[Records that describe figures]
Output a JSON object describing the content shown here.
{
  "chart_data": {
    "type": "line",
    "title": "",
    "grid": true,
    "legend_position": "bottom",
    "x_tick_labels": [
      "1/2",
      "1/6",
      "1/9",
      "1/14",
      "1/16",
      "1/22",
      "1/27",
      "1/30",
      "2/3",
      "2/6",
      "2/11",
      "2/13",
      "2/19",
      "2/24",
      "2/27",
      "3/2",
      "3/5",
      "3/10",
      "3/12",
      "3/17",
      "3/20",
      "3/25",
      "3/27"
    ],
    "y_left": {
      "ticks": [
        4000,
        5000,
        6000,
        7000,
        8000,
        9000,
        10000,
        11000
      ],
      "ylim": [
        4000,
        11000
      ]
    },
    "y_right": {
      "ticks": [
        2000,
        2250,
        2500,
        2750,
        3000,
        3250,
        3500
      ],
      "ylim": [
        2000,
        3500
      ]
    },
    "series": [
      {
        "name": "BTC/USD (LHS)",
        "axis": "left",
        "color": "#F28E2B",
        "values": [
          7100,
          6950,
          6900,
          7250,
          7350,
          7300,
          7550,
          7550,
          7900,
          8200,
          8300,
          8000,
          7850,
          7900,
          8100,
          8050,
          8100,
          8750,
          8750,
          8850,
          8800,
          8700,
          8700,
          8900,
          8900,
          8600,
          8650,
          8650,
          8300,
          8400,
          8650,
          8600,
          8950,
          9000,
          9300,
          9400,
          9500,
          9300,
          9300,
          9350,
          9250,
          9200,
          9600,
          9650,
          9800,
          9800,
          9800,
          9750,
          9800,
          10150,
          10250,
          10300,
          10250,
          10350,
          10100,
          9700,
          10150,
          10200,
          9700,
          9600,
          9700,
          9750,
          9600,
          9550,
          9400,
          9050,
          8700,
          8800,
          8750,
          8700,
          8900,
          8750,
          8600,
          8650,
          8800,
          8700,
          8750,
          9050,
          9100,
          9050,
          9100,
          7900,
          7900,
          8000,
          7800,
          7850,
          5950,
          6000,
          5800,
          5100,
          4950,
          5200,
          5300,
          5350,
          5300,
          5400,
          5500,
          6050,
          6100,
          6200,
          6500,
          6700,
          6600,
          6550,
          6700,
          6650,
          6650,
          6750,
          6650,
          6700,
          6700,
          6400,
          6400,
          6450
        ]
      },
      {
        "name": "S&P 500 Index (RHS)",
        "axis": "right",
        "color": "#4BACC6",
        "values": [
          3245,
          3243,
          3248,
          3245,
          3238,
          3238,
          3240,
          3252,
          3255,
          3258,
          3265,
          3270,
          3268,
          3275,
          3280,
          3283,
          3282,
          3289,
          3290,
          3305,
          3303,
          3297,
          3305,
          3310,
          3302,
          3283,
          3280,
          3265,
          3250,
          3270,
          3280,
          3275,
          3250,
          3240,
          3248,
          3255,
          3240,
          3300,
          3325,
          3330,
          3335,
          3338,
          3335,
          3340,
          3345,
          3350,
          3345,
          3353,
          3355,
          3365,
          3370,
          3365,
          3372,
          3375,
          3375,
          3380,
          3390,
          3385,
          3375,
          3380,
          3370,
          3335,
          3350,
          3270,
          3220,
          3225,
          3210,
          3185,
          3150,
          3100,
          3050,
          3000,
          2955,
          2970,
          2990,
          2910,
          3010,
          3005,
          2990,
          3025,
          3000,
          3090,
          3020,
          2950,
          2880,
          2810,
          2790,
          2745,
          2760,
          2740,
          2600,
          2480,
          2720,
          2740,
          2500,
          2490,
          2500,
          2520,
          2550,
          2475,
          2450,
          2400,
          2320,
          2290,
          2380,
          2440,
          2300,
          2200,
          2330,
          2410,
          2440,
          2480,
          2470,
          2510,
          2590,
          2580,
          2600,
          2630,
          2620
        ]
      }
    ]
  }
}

▸ Challenge:
Write out the entries above word for word.

▸ Expected answer:
Output a JSON object describing the content shown here.
{
  "chart_data": {
    "type": "line",
    "title": "",
    "grid": true,
    "legend_position": "bottom",
    "x_tick_labels": [
      "1/2",
      "1/6",
      "1/9",
      "1/14",
      "1/16",
      "1/22",
      "1/27",
      "1/30",
      "2/3",
      "2/6",
      "2/11",
      "2/13",
      "2/19",
      "2/24",
      "2/27",
      "3/2",
      "3/5",
      "3/10",
      "3/12",
      "3/17",
      "3/20",
      "3/25",
      "3/27"
    ],
    "y_left": {
      "ticks": [
        4000,
        5000,
        6000,
        7000,
        8000,
        9000,
        10000,
        11000
      ],
      "ylim": [
        4000,
        11000
      ]
    },
    "y_right": {
      "ticks": [
        2000,
        2250,
        2500,
        2750,
        3000,
        3250,
        3500
      ],
      "ylim": [
        2000,
        3500
      ]
    },
    "series": [
      {
        "name": "BTC/USD (LHS)",
        "axis": "left",
        "color": "#F28E2B",
        "values": [
          7100,
          6950,
          6900,
          7250,
          7350,
          7300,
          7550,
          7550,
          7900,
          8200,
          8300,
          8000,
          7850,
          7900,
          8100,
          8050,
          8100,
          8750,
          8750,
          8850,
          8800,
          8700,
          8700,
          8900,
          8900,
          8600,
          8650,
          8650,
          8300,
          8400,
          8650,
          8600,
          8950,
          9000,
          9300,
          9400,
          9500,
          9300,
          9300,
          9350,
          9250,
          9200,
          9600,
          9650,
          9800,
          9800,
          9800,
          9750,
          9800,
          10150,
          10250,
          10300,
          10250,
          10350,
          10100,
          9700,
          10150,
          10200,
          9700,
          9600,
          9700,
          9750,
          9600,
          9550,
          9400,
          9050,
          8700,
          8800,
          8750,
          8700,
          8900,
          8750,
          8600,
          8650,
          8800,
          8700,
          8750,
          9050,
          9100,
          9050,
          9100,
          7900,
          7900,
          8000,
          7800,
          7850,
          5950,
          6000,
          5800,
          5100,
          4950,
          5200,
          5300,
          5350,
          5300,
          5400,
          5500,
          6050,
          6100,
          6200,
          6500,
          6700,
          6600,
          6550,
          6700,
          6650,
          6650,
          6750,
          6650,
          6700,
          6700,
          6400,
          6400,
          6450
        ]
      },
      {
        "name": "S&P 500 Index (RHS)",
        "axis": "right",
        "color": "#4BACC6",
        "values": [
          3245,
          3243,
          3248,
          3245,
          3238,
          3238,
          3240,
          3252,
          3255,
          3258,
          3265,
          3270,
          3268,
          3275,
          3280,
          3283,
          3282,
          3289,
          3290,
          3305,
          3303,
          3297,
          3305,
          3310,
          3302,
          3283,
          3280,
          3265,
          3250,
          3270,
          3280,
          3275,
          3250,
          3240,
          3248,
          3255,
          3240,
          3300,
          3325,
          3330,
          3335,
          3338,
          3335,
          3340,
          3345,
          3350,
          3345,
          3353,
          3355,
          3365,
          3370,
          3365,
          3372,
          3375,
          3375,
          3380,
          3390,
          3385,
          3375,
          3380,
          3370,
          3335,
          3350,
          3270,
          3220,
          3225,
          3210,
          3185,
          3150,
          3100,
          3050,
          3000,
          2955,
          2970,
          2990,
          2910,
          3010,
          3005,
          2990,
          3025,
          3000,
          3090,
          3020,
          2950,
          2880,
          2810,
          2790,
          2745,
          2760,
          2740,
          2600,
          2480,
          2720,
          2740,
          2500,
          2490,
          2500,
          2520,
          2550,
          2475,
          2450,
          2400,
          2320,
          2290,
          2380,
          2440,
          2300,
          2200,
          2330,
          2410,
          2440,
          2480,
          2470,
          2510,
          2590,
          2580,
          2600,
          2630,
          2620
        ]
      }
    ]
  }
}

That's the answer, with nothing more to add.